Input material:

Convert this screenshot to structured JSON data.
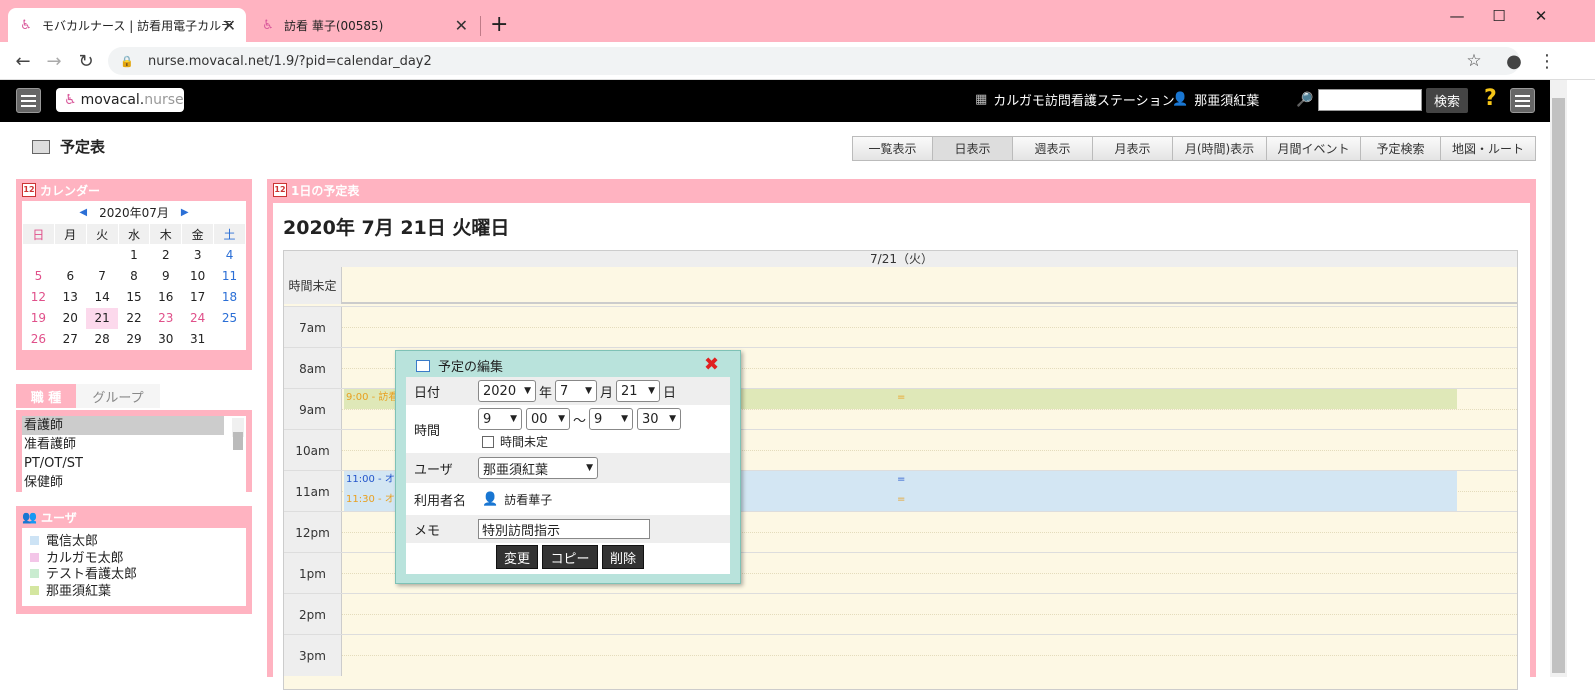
{
  "browser": {
    "tabs": [
      {
        "title": "モバカルナース | 訪看用電子カルテ",
        "active": true
      },
      {
        "title": "訪看 華子(00585)",
        "active": false
      }
    ],
    "new_tab": "+",
    "url": "nurse.movacal.net/1.9/?pid=calendar_day2",
    "window_controls": {
      "minimize": "—",
      "maximize": "☐",
      "close": "✕"
    }
  },
  "header": {
    "logo_main": "movacal.",
    "logo_sub": "nurse",
    "station": "カルガモ訪問看護ステーション",
    "user": "那亜須紅葉",
    "search_button": "検索",
    "help": "?"
  },
  "page": {
    "title": "予定表",
    "view_tabs": [
      "一覧表示",
      "日表示",
      "週表示",
      "月表示",
      "月(時間)表示",
      "月間イベント",
      "予定検索",
      "地図・ルート"
    ],
    "selected_view": "日表示"
  },
  "calendar": {
    "heading": "カレンダー",
    "month": "2020年07月",
    "weekdays": [
      "日",
      "月",
      "火",
      "水",
      "木",
      "金",
      "土"
    ],
    "weeks": [
      [
        "",
        "",
        "",
        "1",
        "2",
        "3",
        "4"
      ],
      [
        "5",
        "6",
        "7",
        "8",
        "9",
        "10",
        "11"
      ],
      [
        "12",
        "13",
        "14",
        "15",
        "16",
        "17",
        "18"
      ],
      [
        "19",
        "20",
        "21",
        "22",
        "23",
        "24",
        "25"
      ],
      [
        "26",
        "27",
        "28",
        "29",
        "30",
        "31",
        ""
      ]
    ],
    "today": "21",
    "holidays": [
      "23",
      "24"
    ]
  },
  "filters": {
    "tabs": [
      "職 種",
      "グループ"
    ],
    "jobs": [
      "看護師",
      "准看護師",
      "PT/OT/ST",
      "保健師"
    ],
    "selected_job": "看護師"
  },
  "users": {
    "heading": "ユーザ",
    "items": [
      {
        "name": "電信太郎",
        "color": "#cde3f5"
      },
      {
        "name": "カルガモ太郎",
        "color": "#f3c6e8"
      },
      {
        "name": "テスト看護太郎",
        "color": "#c9ecd0"
      },
      {
        "name": "那亜須紅葉",
        "color": "#d4e6a0"
      }
    ]
  },
  "schedule": {
    "heading": "1日の予定表",
    "date_title": "2020年 7月 21日 火曜日",
    "column": "7/21（火）",
    "undecided": "時間未定",
    "hours": [
      "7am",
      "8am",
      "9am",
      "10am",
      "11am",
      "12pm",
      "1pm",
      "2pm",
      "3pm"
    ],
    "events": [
      {
        "label": "9:00 - 訪看",
        "color": "#dfe8b8",
        "text_color": "#e8a020"
      },
      {
        "label": "11:00 - オ",
        "color": "#d3e6f3",
        "text_color": "#2255cc"
      },
      {
        "label": "11:30 - オ",
        "color": "#d3e6f3",
        "text_color": "#e8a020"
      }
    ]
  },
  "dialog": {
    "title": "予定の編集",
    "date_label": "日付",
    "year": "2020",
    "year_unit": "年",
    "month": "7",
    "month_unit": "月",
    "day": "21",
    "day_unit": "日",
    "time_label": "時間",
    "start_hour": "9",
    "start_min": "00",
    "tilde": "～",
    "end_hour": "9",
    "end_min": "30",
    "time_undecided": "時間未定",
    "user_label": "ユーザ",
    "user_value": "那亜須紅葉",
    "patient_label": "利用者名",
    "patient_value": "訪看華子",
    "memo_label": "メモ",
    "memo_value": "特別訪問指示",
    "btn_change": "変更",
    "btn_copy": "コピー",
    "btn_delete": "削除"
  }
}
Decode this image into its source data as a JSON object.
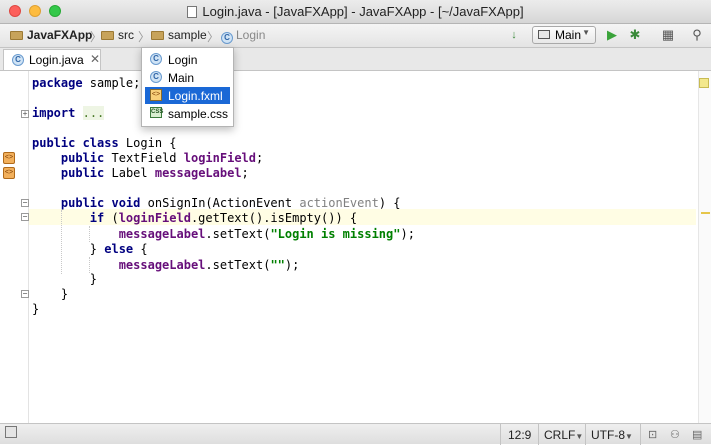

What is required: Quote the material in full and exactly; do not carry over its pictures.

Written response:
Convert this screenshot to structured JSON data.
{
  "browser": {
    "tabs": [
      {
        "title": "モバカルナース | 訪看用電子カルテ",
        "active": true
      },
      {
        "title": "訪看 華子(00585)",
        "active": false
      }
    ],
    "new_tab": "+",
    "url": "nurse.movacal.net/1.9/?pid=calendar_day2",
    "window_controls": {
      "minimize": "—",
      "maximize": "☐",
      "close": "✕"
    }
  },
  "header": {
    "logo_main": "movacal.",
    "logo_sub": "nurse",
    "station": "カルガモ訪問看護ステーション",
    "user": "那亜須紅葉",
    "search_button": "検索",
    "help": "?"
  },
  "page": {
    "title": "予定表",
    "view_tabs": [
      "一覧表示",
      "日表示",
      "週表示",
      "月表示",
      "月(時間)表示",
      "月間イベント",
      "予定検索",
      "地図・ルート"
    ],
    "selected_view": "日表示"
  },
  "calendar": {
    "heading": "カレンダー",
    "month": "2020年07月",
    "weekdays": [
      "日",
      "月",
      "火",
      "水",
      "木",
      "金",
      "土"
    ],
    "weeks": [
      [
        "",
        "",
        "",
        "1",
        "2",
        "3",
        "4"
      ],
      [
        "5",
        "6",
        "7",
        "8",
        "9",
        "10",
        "11"
      ],
      [
        "12",
        "13",
        "14",
        "15",
        "16",
        "17",
        "18"
      ],
      [
        "19",
        "20",
        "21",
        "22",
        "23",
        "24",
        "25"
      ],
      [
        "26",
        "27",
        "28",
        "29",
        "30",
        "31",
        ""
      ]
    ],
    "today": "21",
    "holidays": [
      "23",
      "24"
    ]
  },
  "filters": {
    "tabs": [
      "職 種",
      "グループ"
    ],
    "jobs": [
      "看護師",
      "准看護師",
      "PT/OT/ST",
      "保健師"
    ],
    "selected_job": "看護師"
  },
  "users": {
    "heading": "ユーザ",
    "items": [
      {
        "name": "電信太郎",
        "color": "#cde3f5"
      },
      {
        "name": "カルガモ太郎",
        "color": "#f3c6e8"
      },
      {
        "name": "テスト看護太郎",
        "color": "#c9ecd0"
      },
      {
        "name": "那亜須紅葉",
        "color": "#d4e6a0"
      }
    ]
  },
  "schedule": {
    "heading": "1日の予定表",
    "date_title": "2020年 7月 21日 火曜日",
    "column": "7/21（火）",
    "undecided": "時間未定",
    "hours": [
      "7am",
      "8am",
      "9am",
      "10am",
      "11am",
      "12pm",
      "1pm",
      "2pm",
      "3pm"
    ],
    "events": [
      {
        "label": "9:00 - 訪看",
        "color": "#dfe8b8",
        "text_color": "#e8a020"
      },
      {
        "label": "11:00 - オ",
        "color": "#d3e6f3",
        "text_color": "#2255cc"
      },
      {
        "label": "11:30 - オ",
        "color": "#d3e6f3",
        "text_color": "#e8a020"
      }
    ]
  },
  "dialog": {
    "title": "予定の編集",
    "date_label": "日付",
    "year": "2020",
    "year_unit": "年",
    "month": "7",
    "month_unit": "月",
    "day": "21",
    "day_unit": "日",
    "time_label": "時間",
    "start_hour": "9",
    "start_min": "00",
    "tilde": "～",
    "end_hour": "9",
    "end_min": "30",
    "time_undecided": "時間未定",
    "user_label": "ユーザ",
    "user_value": "那亜須紅葉",
    "patient_label": "利用者名",
    "patient_value": "訪看華子",
    "memo_label": "メモ",
    "memo_value": "特別訪問指示",
    "btn_change": "変更",
    "btn_copy": "コピー",
    "btn_delete": "削除"
  }
}
Decode this image into its source data as a JSON object.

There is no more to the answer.